Directive: Filter the entries, keeping every line with the word "text".

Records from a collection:
┌──

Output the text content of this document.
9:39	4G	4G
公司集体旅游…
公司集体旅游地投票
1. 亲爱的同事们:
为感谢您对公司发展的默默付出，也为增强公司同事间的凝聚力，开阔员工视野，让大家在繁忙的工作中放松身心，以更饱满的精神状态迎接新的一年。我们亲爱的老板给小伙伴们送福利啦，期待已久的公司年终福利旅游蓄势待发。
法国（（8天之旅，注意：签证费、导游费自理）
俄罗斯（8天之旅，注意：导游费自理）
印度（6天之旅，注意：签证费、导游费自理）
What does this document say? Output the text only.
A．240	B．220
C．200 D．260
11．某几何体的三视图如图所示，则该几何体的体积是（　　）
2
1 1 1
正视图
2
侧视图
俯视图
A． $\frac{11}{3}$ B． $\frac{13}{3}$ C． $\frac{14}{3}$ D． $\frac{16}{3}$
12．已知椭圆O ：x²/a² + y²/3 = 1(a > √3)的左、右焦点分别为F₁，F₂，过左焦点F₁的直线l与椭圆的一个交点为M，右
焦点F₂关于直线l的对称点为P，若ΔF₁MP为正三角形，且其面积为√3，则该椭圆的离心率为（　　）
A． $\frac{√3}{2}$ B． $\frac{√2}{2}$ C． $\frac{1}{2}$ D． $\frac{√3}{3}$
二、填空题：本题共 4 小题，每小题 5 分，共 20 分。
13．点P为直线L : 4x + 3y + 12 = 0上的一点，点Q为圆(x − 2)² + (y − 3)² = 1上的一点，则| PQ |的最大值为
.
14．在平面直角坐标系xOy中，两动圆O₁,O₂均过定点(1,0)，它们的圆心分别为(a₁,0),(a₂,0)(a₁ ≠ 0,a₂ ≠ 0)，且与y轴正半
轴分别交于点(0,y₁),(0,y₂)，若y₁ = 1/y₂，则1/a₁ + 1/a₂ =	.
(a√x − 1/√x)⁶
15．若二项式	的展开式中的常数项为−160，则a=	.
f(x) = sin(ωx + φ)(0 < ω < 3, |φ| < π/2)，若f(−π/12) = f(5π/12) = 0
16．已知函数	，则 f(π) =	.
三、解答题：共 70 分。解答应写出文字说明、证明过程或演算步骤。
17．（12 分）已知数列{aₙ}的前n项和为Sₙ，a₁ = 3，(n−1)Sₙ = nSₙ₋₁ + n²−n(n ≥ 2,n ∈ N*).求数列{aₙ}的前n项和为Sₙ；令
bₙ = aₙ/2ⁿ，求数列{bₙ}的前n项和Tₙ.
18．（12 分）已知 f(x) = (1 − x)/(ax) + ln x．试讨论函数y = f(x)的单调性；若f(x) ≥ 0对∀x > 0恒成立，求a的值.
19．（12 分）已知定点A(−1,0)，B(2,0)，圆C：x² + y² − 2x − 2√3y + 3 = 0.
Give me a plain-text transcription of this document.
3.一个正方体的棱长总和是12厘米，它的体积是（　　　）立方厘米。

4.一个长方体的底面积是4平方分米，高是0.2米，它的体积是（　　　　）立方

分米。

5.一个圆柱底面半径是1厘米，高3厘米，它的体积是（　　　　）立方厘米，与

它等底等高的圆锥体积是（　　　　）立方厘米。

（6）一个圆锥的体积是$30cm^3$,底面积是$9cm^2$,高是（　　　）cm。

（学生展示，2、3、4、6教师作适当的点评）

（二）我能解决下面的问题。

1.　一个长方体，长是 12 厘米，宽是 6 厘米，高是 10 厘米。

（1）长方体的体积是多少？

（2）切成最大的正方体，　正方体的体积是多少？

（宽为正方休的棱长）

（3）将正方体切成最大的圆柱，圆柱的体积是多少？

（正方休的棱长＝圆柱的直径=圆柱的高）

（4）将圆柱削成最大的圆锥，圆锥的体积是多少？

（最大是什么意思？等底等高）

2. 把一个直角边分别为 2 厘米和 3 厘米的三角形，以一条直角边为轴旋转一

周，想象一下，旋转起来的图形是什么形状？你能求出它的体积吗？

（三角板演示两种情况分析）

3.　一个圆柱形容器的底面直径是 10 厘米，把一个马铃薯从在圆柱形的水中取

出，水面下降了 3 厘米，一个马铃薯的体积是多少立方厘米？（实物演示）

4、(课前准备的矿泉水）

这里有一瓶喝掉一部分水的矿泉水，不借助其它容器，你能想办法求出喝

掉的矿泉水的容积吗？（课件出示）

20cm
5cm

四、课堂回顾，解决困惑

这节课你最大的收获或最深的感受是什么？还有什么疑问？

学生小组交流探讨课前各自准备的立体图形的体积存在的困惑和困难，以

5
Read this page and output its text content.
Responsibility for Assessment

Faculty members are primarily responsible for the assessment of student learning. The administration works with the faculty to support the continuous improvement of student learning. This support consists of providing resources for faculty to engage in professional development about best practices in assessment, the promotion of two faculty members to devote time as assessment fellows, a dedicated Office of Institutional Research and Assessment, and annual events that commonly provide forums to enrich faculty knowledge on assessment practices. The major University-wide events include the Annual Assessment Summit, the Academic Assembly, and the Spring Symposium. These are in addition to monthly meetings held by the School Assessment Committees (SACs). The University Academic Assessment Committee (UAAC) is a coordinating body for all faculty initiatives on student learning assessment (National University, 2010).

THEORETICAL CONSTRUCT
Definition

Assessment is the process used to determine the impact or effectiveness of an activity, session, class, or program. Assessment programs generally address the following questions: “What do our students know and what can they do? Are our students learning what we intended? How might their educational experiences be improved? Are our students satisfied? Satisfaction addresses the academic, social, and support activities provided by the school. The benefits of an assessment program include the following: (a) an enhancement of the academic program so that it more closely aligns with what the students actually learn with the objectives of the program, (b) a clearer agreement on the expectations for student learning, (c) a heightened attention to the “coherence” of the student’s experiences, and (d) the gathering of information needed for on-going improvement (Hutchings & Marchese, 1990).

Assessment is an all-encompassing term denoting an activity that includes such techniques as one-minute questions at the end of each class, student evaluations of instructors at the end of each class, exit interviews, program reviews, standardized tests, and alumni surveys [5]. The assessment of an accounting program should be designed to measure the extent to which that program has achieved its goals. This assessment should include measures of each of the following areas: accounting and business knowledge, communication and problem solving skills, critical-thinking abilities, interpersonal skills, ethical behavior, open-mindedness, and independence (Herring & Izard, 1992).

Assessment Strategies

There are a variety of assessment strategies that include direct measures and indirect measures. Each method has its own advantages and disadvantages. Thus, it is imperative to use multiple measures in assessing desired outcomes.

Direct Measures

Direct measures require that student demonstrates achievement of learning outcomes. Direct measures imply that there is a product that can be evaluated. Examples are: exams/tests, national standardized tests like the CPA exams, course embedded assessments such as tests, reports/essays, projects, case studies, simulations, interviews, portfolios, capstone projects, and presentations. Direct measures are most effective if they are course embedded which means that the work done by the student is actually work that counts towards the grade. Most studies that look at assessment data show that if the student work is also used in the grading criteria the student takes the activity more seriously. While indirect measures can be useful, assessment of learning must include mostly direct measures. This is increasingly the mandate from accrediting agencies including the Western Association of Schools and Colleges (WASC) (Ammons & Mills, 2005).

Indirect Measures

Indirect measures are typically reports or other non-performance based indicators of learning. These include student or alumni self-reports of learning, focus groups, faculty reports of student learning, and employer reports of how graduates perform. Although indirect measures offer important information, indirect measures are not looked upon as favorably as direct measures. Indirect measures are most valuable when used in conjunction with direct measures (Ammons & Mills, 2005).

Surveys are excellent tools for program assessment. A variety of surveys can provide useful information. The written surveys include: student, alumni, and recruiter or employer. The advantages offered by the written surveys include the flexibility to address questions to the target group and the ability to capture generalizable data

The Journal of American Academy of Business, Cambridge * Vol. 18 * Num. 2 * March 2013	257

└──

Exercise solution:
Output the text content of this document.
What does this document say? Output the text only.
Give me a plain-text transcription of this document.
Read this page and output its text content.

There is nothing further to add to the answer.